State the number of lines that contain "beim", with no other text.

◆ RECORDED DATA ◆
Start
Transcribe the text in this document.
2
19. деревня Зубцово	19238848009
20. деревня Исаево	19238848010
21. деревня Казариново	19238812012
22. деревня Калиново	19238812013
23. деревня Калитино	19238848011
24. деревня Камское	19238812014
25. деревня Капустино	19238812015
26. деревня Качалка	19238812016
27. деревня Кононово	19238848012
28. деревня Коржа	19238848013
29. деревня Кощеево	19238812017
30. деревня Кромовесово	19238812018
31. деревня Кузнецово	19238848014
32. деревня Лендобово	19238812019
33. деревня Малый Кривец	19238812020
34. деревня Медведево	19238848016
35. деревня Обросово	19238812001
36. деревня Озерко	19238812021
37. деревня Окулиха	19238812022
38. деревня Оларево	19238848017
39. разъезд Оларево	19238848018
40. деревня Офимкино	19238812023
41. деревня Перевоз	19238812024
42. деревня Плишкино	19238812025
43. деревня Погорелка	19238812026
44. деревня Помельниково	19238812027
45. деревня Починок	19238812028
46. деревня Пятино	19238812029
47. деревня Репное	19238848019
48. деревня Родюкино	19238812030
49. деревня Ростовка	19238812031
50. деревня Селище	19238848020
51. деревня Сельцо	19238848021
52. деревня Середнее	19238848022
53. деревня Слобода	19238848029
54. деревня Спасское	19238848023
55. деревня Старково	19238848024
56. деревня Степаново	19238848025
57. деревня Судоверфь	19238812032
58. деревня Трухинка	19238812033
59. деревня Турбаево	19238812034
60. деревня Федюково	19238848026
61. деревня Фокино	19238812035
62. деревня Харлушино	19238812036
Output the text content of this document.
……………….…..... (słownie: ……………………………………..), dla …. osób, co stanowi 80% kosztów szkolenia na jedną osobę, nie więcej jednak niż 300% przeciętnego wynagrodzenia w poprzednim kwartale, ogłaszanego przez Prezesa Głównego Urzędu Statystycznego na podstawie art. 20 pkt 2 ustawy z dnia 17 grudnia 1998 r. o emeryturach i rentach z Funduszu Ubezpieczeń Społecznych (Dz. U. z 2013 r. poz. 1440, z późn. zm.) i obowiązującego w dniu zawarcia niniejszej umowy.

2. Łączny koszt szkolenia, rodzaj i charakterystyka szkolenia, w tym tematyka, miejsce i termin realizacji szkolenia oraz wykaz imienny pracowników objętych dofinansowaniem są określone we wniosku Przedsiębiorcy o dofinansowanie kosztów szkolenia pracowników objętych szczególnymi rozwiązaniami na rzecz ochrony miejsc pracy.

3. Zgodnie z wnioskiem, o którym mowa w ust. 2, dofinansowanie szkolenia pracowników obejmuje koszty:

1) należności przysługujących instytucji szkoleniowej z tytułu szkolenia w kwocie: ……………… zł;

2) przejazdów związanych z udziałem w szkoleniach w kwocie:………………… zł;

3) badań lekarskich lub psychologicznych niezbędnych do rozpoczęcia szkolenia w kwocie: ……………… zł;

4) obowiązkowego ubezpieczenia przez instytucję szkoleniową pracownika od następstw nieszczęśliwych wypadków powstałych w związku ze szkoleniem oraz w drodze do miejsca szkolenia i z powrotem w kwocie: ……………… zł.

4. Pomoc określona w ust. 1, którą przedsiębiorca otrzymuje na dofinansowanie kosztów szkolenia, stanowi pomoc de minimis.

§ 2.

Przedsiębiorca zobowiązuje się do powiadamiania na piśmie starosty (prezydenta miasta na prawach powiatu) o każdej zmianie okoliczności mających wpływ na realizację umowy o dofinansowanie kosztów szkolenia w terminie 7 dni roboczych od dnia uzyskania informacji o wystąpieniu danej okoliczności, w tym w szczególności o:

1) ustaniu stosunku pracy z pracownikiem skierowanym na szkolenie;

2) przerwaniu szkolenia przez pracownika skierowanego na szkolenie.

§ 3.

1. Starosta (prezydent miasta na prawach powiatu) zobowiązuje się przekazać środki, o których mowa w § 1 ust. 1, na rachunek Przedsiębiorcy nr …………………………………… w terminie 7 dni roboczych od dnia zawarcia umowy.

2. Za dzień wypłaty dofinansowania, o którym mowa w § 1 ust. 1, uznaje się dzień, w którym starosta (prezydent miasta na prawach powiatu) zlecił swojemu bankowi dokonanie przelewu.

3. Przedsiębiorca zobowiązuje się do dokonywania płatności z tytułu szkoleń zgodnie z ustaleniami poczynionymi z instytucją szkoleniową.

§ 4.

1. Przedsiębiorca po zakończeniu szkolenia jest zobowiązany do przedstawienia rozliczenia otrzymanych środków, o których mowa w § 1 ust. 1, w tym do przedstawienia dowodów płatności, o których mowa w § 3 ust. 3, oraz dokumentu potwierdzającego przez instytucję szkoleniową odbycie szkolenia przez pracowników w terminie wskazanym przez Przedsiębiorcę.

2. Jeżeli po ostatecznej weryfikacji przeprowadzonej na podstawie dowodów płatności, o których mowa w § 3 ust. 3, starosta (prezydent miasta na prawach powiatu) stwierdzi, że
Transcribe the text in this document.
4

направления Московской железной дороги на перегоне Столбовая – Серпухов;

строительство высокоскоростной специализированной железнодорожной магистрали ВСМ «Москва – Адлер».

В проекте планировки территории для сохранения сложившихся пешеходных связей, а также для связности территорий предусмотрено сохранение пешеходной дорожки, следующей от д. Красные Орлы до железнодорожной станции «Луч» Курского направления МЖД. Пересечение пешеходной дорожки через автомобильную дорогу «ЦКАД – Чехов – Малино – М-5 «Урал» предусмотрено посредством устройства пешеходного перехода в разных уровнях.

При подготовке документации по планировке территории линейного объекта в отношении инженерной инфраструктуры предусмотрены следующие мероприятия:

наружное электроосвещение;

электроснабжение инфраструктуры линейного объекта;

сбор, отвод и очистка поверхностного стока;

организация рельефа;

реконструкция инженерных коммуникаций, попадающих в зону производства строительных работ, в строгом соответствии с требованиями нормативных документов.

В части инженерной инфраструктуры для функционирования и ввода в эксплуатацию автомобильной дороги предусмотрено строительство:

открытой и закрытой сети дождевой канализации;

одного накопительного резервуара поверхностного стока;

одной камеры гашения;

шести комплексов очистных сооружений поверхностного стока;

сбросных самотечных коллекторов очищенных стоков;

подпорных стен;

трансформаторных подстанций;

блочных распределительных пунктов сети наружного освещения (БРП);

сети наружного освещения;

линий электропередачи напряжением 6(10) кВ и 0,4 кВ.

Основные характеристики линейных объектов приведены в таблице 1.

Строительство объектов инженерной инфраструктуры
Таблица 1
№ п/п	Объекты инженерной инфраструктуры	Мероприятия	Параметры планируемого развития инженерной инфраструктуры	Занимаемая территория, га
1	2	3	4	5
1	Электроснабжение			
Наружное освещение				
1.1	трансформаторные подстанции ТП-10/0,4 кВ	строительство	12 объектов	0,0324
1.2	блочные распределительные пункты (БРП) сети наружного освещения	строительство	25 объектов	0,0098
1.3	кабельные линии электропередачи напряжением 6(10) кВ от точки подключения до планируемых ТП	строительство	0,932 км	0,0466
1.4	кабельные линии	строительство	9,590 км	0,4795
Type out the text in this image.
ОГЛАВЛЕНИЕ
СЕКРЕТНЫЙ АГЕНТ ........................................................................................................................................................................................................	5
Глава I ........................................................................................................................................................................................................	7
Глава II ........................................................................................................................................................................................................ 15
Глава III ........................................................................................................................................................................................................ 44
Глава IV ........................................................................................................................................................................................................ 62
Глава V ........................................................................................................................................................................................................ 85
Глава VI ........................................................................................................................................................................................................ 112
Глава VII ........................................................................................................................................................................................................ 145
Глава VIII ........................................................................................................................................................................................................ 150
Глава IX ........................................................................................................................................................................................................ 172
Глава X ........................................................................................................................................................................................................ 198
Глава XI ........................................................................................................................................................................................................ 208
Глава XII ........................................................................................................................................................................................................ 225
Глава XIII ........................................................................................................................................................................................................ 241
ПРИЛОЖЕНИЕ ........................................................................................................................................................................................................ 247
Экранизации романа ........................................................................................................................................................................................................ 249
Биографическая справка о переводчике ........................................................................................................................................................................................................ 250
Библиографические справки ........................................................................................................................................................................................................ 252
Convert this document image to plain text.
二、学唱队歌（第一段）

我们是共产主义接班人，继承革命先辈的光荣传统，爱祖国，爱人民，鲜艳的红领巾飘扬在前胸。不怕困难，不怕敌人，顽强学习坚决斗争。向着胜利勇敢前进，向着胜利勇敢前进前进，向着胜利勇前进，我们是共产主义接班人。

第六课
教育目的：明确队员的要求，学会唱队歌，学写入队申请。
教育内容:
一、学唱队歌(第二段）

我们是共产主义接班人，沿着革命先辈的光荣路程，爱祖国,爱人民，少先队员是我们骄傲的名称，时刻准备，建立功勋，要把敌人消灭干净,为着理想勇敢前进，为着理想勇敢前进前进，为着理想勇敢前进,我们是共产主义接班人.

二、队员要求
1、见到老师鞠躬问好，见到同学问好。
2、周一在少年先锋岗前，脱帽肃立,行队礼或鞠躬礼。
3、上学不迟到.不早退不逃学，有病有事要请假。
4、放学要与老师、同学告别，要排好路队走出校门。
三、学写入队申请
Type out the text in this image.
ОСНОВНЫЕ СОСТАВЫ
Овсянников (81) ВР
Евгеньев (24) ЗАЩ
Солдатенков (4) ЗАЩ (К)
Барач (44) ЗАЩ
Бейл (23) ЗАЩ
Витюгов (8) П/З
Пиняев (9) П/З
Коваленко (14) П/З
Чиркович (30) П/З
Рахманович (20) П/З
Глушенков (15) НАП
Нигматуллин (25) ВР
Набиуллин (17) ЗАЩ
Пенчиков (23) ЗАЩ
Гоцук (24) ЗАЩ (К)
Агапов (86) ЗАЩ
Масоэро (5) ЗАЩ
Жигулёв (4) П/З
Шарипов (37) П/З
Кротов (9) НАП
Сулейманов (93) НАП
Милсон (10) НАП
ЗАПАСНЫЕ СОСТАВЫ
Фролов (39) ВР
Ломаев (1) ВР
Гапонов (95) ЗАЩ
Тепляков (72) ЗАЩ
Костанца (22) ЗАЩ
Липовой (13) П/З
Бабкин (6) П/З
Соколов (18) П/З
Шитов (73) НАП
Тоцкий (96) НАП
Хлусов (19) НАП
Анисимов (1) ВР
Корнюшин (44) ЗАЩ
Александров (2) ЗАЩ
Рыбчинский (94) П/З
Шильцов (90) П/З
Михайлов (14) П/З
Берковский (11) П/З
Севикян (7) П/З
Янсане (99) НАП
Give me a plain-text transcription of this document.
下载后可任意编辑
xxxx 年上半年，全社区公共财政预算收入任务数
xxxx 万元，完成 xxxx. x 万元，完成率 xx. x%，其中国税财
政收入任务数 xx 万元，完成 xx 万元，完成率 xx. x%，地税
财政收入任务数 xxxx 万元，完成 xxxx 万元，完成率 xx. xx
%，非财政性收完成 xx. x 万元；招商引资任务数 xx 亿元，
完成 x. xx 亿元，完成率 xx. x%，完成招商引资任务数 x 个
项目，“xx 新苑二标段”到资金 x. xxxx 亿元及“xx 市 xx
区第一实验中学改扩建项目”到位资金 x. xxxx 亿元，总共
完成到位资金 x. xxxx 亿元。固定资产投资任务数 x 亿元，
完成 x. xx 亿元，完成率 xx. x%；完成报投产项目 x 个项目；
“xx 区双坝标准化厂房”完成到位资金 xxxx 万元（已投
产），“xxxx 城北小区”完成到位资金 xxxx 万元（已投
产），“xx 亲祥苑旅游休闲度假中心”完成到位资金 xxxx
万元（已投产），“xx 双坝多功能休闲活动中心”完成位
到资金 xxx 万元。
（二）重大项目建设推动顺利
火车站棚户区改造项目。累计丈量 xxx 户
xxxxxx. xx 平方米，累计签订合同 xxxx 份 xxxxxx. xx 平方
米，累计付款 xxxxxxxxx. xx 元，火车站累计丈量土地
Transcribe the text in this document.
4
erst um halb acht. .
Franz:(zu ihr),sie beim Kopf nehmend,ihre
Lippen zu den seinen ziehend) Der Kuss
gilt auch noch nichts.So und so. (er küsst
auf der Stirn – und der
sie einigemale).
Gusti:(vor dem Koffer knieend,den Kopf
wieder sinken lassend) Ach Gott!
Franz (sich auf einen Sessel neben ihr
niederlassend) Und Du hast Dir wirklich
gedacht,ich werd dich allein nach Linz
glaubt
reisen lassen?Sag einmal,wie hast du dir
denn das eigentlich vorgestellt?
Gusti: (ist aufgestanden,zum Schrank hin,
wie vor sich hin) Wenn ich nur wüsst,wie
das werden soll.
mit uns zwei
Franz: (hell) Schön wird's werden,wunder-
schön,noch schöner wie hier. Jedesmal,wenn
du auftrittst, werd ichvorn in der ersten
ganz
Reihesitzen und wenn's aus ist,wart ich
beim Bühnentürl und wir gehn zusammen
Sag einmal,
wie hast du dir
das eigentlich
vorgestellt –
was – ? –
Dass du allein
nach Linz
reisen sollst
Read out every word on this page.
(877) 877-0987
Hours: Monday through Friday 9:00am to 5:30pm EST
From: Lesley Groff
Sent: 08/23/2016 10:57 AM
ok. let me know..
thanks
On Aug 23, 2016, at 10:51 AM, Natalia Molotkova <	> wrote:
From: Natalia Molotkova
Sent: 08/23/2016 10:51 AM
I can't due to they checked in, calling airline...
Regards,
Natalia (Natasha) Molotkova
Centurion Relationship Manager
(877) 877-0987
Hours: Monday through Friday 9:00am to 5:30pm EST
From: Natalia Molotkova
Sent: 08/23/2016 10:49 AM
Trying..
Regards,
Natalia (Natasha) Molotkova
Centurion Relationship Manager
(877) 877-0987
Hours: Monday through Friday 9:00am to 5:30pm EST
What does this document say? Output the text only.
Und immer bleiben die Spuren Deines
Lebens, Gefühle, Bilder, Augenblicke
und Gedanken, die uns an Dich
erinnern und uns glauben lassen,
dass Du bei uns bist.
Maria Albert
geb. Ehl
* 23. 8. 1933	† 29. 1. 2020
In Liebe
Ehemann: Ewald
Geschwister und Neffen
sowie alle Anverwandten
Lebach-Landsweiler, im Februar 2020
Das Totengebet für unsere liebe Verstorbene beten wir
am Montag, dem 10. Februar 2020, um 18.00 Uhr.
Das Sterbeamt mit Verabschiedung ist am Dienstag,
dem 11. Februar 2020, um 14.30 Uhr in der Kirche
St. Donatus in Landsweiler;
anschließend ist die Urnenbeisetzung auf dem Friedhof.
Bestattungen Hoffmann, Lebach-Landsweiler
End
◆ REPLY TO THE EXERCISE ◆
2